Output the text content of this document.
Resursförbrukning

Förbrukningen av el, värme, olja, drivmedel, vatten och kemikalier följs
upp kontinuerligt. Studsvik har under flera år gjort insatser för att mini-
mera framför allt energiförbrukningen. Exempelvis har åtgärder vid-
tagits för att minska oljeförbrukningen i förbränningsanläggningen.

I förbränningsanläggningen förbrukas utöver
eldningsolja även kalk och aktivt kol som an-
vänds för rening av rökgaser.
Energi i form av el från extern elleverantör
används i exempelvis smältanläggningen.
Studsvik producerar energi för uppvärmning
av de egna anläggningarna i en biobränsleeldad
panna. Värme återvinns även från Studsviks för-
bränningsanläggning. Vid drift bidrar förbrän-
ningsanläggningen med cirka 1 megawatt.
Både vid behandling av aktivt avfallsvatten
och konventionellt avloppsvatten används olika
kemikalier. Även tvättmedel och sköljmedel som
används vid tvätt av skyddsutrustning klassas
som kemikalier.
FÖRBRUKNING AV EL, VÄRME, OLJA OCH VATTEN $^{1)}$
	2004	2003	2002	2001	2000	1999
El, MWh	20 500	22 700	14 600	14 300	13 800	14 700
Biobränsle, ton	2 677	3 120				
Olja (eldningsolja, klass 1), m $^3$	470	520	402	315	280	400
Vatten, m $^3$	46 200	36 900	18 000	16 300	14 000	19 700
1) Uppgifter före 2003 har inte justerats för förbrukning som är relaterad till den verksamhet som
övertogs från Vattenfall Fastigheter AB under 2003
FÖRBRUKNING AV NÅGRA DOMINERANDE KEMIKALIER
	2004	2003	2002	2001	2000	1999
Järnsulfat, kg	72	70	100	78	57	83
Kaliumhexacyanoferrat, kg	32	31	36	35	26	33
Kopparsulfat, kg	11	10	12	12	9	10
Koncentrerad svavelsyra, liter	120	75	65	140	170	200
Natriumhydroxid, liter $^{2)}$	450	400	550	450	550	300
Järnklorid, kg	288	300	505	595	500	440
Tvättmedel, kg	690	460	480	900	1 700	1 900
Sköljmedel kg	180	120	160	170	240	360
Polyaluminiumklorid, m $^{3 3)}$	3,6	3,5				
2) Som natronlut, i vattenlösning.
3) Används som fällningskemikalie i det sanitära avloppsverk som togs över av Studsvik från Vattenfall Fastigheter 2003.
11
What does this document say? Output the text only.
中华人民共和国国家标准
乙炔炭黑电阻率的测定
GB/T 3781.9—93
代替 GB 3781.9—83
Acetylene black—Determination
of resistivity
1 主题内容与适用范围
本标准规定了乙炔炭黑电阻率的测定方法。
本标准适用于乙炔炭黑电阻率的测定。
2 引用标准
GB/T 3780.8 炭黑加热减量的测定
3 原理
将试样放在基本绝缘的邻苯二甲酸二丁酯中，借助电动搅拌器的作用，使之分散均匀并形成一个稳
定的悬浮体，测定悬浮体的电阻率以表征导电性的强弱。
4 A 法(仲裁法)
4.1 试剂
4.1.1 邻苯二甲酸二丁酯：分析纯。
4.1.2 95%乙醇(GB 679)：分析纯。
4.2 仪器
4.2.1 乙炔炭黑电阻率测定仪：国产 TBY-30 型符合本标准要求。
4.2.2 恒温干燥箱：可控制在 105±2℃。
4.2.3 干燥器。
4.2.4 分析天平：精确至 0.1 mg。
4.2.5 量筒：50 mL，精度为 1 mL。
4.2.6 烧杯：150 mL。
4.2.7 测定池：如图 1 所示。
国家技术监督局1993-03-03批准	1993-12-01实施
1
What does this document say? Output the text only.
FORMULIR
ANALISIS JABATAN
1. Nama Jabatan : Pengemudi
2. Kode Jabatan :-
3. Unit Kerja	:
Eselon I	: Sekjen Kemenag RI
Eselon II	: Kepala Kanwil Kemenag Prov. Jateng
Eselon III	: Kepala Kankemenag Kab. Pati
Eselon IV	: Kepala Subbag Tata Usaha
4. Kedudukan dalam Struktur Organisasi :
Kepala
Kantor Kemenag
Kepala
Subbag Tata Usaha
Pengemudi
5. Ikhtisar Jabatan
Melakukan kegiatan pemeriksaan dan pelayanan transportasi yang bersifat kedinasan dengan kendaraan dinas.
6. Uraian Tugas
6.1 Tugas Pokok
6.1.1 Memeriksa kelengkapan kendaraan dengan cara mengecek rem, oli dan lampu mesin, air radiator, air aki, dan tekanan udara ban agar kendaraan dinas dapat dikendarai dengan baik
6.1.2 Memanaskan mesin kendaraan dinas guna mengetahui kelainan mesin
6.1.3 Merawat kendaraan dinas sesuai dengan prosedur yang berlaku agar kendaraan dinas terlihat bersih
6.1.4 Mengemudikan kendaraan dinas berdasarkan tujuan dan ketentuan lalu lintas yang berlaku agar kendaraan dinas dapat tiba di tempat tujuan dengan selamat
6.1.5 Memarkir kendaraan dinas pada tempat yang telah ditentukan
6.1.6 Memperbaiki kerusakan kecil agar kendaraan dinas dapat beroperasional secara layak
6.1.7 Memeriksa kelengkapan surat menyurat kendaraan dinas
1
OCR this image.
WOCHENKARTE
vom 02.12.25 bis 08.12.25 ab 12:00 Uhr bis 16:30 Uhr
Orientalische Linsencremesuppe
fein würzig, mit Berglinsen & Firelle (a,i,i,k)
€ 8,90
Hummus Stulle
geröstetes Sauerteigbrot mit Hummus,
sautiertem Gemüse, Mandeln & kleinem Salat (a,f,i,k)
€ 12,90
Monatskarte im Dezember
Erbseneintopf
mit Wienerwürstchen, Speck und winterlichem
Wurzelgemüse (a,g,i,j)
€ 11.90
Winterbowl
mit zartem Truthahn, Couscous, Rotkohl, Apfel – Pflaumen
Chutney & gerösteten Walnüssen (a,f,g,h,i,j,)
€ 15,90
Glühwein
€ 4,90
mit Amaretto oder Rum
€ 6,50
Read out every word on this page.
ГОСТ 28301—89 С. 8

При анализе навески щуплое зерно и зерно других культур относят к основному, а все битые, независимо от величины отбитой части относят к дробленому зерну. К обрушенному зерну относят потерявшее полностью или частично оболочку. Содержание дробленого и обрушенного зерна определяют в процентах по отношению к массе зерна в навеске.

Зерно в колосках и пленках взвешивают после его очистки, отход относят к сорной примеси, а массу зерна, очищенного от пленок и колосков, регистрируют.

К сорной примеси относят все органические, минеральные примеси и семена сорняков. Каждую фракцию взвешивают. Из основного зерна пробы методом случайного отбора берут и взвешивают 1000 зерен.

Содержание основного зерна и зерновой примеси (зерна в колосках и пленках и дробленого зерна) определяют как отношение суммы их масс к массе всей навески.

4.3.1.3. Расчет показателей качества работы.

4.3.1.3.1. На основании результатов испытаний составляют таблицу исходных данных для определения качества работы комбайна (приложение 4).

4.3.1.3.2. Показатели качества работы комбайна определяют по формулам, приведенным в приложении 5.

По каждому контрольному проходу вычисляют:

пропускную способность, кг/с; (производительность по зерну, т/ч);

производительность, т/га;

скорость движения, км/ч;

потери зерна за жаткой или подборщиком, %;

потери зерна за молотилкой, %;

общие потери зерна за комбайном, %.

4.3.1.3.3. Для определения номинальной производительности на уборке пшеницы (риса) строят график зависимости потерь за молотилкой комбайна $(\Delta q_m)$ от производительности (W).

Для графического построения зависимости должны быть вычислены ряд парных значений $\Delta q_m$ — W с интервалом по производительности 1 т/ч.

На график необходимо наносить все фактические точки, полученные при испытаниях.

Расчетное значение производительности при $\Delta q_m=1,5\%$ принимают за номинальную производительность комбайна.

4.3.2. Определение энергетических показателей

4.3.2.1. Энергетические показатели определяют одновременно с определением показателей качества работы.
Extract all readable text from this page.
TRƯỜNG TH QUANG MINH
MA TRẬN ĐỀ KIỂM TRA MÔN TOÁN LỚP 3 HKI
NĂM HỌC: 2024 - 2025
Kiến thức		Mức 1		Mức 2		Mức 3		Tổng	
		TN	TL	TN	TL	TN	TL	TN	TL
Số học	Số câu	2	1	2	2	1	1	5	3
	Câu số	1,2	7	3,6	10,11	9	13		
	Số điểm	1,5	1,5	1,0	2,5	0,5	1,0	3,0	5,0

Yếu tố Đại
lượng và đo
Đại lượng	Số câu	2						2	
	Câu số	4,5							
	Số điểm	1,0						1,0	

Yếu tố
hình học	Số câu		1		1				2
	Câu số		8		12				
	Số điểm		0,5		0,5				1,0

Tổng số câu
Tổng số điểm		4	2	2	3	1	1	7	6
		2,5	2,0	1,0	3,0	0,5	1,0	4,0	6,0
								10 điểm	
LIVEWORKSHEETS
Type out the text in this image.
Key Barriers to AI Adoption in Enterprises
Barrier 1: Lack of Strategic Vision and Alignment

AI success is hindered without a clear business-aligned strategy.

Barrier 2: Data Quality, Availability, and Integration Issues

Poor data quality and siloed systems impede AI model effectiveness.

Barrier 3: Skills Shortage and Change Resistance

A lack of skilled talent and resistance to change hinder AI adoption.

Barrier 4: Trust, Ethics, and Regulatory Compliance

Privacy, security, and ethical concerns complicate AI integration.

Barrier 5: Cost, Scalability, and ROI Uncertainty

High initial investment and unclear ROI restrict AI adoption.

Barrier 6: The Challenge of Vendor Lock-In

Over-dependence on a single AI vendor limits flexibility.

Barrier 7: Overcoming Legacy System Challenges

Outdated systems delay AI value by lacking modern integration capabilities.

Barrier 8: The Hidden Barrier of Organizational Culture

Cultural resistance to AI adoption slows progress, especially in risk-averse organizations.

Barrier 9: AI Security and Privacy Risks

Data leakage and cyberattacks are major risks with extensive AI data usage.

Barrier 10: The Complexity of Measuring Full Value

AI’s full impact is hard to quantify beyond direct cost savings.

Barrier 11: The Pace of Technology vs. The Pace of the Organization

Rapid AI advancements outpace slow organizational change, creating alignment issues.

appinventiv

§ **Brief**: From the entries, report each line that includes the word "this".

§ **Exercise response**:
Output the text content of this document.
What does this document say? Output the text only.
What does this document say? Output the text only.
OCR this image.
Read out every word on this page.
Extract all readable text from this page.
Type out the text in this image.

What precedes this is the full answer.